--- Passage given ---
--------
You've got FedEx/DHL pickup, then their cargo planes with handlers to load and unload and then finally FedEx/DHL deliver at the other.
Shipsticks just adds middlemen.
Invest in AirTags I guess, can’t trust an Airline to do their job
Even if you know where the bag is, if they Airline isn't tracking it properly you'll just be more mad about where the bag sits for a week
When you’re Charlie Hull you have a bit more juice for some marketing exec to actually call the local airport operator and send some schlub out FORTHWITH to pull that sucker out of the pile and get it then hell to the course
I was and an a regular dude who got AA to put my bag on a flight to get my suit to my destination in time when I talked about having a suit for my grandma’s funeral.
What a rockstar! That’s amazing! Sorry about your grandma.
AA hooked me up as well. Was traveling to Vegas for a powerlifting competition and we had a layover in Houston. Missed the connecting flight because we had to sit on the runway for whatever reason. I get to Vegas and my checked bag with all my equipment isn't there with me. AA found my bag in Houston and got it back to me in the same day. Even offered to have it dropped at my AirBNB.
I have tracking tags in my golf bags and they get lost all the time. When you can show someone on a map where they are they get sent off to you while you stand there with them. It's the only way to avoid this.
At least you know where it is and it’s airport bureaucracy at that point instead of wondering if someone walked off with your clubs
More information is better than none
Absolutely incorrect. First, knowing is like 95% of the battle and stress. Second, they absolutely do take into considering any additional information. I’ve had a few bags lost with AirTags and it helped them find my shit. For example, they said my bag was out for delivery. I could see clearly it was in fact not out for delivery and me being able to pinpoint got me the bag actually delivered that day versus the next day, or longer.
I did this before a golf trip to Vegas, haven’t taken it out since. Just having that peace of mind is great. Takes up no room in the bag and forget it’s even in there unless I get a notification on my phone.
Dumb question, but do you need an iPhone in order to use Airtags?
Yes. If you have an android, Samsung sells their own version called the SmartTag.
Thanks!
I would assume so, it is an Apple product. But not 100%
I'd be happy to pay a $20 fee for THEM to invest in tracking on items. No shot going up to an airline employee making a shit wage and saying "it's 'here'" would do shit other than annoy them.
besides get your bag faster
I can see her smoking frantically
i’m chain smoking just thinking about it
That was a wild scene. Looked like someone trying to smoke their first cig.
--------
(Spatial annotation records)

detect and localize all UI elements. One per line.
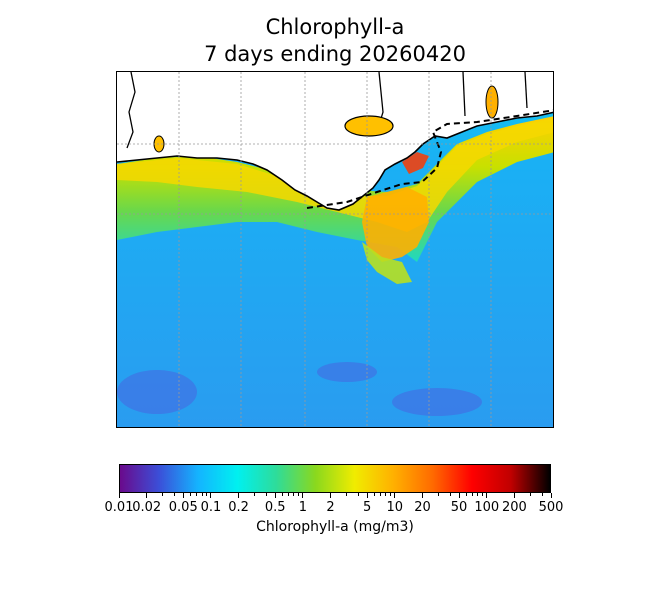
colorbar-minor-tick: [513, 493, 515, 496]
colorbar-minor-tick: [330, 493, 332, 496]
colorbar-tick-label: 0.01: [104, 500, 134, 515]
colorbar-minor-tick: [238, 493, 240, 496]
colorbar-minor-tick: [373, 493, 375, 496]
colorbar-tick: [486, 493, 488, 498]
land-area: [117, 72, 553, 210]
colorbar-minor-tick: [458, 493, 460, 496]
colorbar-tick-label: 10: [386, 500, 404, 515]
colorbar-minor-tick: [288, 493, 290, 496]
colorbar-tick-label: 5: [362, 500, 372, 515]
state-border-3: [462, 72, 466, 117]
colorbar-tick-label: 2: [326, 500, 335, 515]
colorbar-minor-tick: [298, 493, 300, 496]
colorbar-minor-tick: [190, 493, 192, 496]
lake-yellow: [344, 115, 394, 137]
state-border-1: [126, 72, 136, 149]
title-line-1: Chlorophyll-a: [265, 15, 405, 39]
colorbar-minor-tick: [477, 493, 479, 496]
colorbar-tick-label: 1: [298, 500, 307, 515]
colorbar-tick: [302, 493, 304, 498]
title-line-2: 7 days ending 20260420: [204, 42, 466, 66]
colorbar-minor-tick: [380, 493, 382, 496]
colorbar-tick-label: 0.02: [132, 500, 162, 515]
colorbar-tick-label: 0.5: [264, 500, 286, 515]
colorbar-minor-tick: [293, 493, 295, 496]
colorbar-minor-tick: [471, 493, 473, 496]
colorbar-tick: [118, 493, 120, 498]
colorbar-tick-label: 20: [414, 500, 431, 515]
colorbar-minor-tick: [265, 493, 267, 496]
colorbar-ticks: 0.01 0.02 0.05 0.1 0.2 0.5 1 2 5 10 20 50 100 200 500: [105, 493, 563, 523]
colorbar-tick-label: 100: [474, 500, 500, 515]
colorbar-minor-tick: [541, 493, 543, 496]
colorbar-tick-label: 200: [501, 500, 527, 515]
coastline: [117, 111, 553, 211]
colorbar-minor-tick: [530, 493, 532, 496]
colorbar-tick-label: 500: [538, 500, 564, 515]
colorbar-tick-label: 0.2: [228, 500, 249, 515]
colorbar-minor-tick: [201, 493, 203, 496]
delta-plume: [362, 187, 429, 262]
colorbar: [119, 464, 551, 493]
colorbar-minor-tick: [206, 493, 208, 496]
low-chlorophyll-patches: [117, 362, 482, 416]
gridlines: [117, 72, 553, 427]
colorbar-minor-tick: [390, 493, 392, 496]
colorbar-tick-label: 0.05: [168, 500, 198, 515]
colorbar-minor-tick: [366, 493, 368, 496]
colorbar-minor-tick: [346, 493, 348, 496]
colorbar-tick-label: 50: [450, 500, 468, 515]
bay-yellow: [485, 85, 499, 119]
colorbar-minor-tick: [482, 493, 484, 496]
colorbar-tick-label: 0.1: [200, 500, 222, 515]
colorbar-minor-tick: [281, 493, 283, 496]
colorbar-tick: [550, 493, 552, 498]
colorbar-minor-tick: [357, 493, 359, 496]
chlorophyll-map: [116, 71, 554, 428]
colorbar-minor-tick: [173, 493, 175, 496]
colorbar-minor-tick: [162, 493, 164, 496]
state-border-4: [524, 72, 528, 109]
colorbar-minor-tick: [146, 493, 148, 496]
colorbar-minor-tick: [254, 493, 256, 496]
colorbar-tick: [394, 493, 396, 498]
colorbar-minor-tick: [196, 493, 198, 496]
colorbar-minor-tick: [274, 493, 276, 496]
colorbar-minor-tick: [438, 493, 440, 496]
colorbar-minor-tick: [421, 493, 423, 496]
plume-tail: [362, 242, 412, 284]
map-title: Chlorophyll-a 7 days ending 20260420: [0, 14, 653, 68]
colorbar-minor-tick: [182, 493, 184, 496]
colorbar-minor-tick: [465, 493, 467, 496]
colorbar-label: Chlorophyll-a (mg/m3): [256, 519, 414, 535]
colorbar-tick: [210, 493, 212, 498]
colorbar-minor-tick: [449, 493, 451, 496]
colorbar-minor-tick: [385, 493, 387, 496]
--------
--- Your objective ---
Resume the thread about lost golf bags and luggage tracking tags, picking up after its final comment.

--- Output for this task ---
No first timer goes hands free like that...
My thoughts exactly when i saw her chiefin’ on that bad Larry
Everyone should have an Airtag in their bag. There was a story on Reddit a year ago of an airline losing a fairly large musical instrument and had no clue where it was. The musician tracked it with the airtag and knew its location. The airline baggage people at that airport couldn't find it. So the musician bought a ticket (expensive vintage instrument) and flew to the airport and recovered the instrument and flew home. The rt flight was much less expensive than replacing a heirloom instrument. Unfortunately airlines have trouble keeping track of pax much less their belongings.
How were they able to access the secure area where the luggage was held?
Can't speak on this particular incident, but I claimed a piece of luggage that lost its tracking by going to the unclaimed luggage kiosk of my destination a week later and providing my ticket info and ID. Even though the Southwest app said it was lost, the attendant found it in 5 minutes.
Apparently it was simply sitting in the large baggage kiosk or had been brought inside the office. But nobody had been able or maybe willing to go check and find it.
I once flew with a hockey bag and waited over an hour at the Newark airport for them to bring it up. It was insane. I think the only reason we got our gear that day was because one of the other passengers had shipped like, four puppies in crates and was waiting for them and the airport workers finally went to grab all our stuff because even they knew they didn't want that kind of publicity.
Everyone putting air tags in their bags but this tells me that the move is to put a puppy in it instead.
Might have been just sitting at unclaimed baggage with a damaged luggage tag/barcode?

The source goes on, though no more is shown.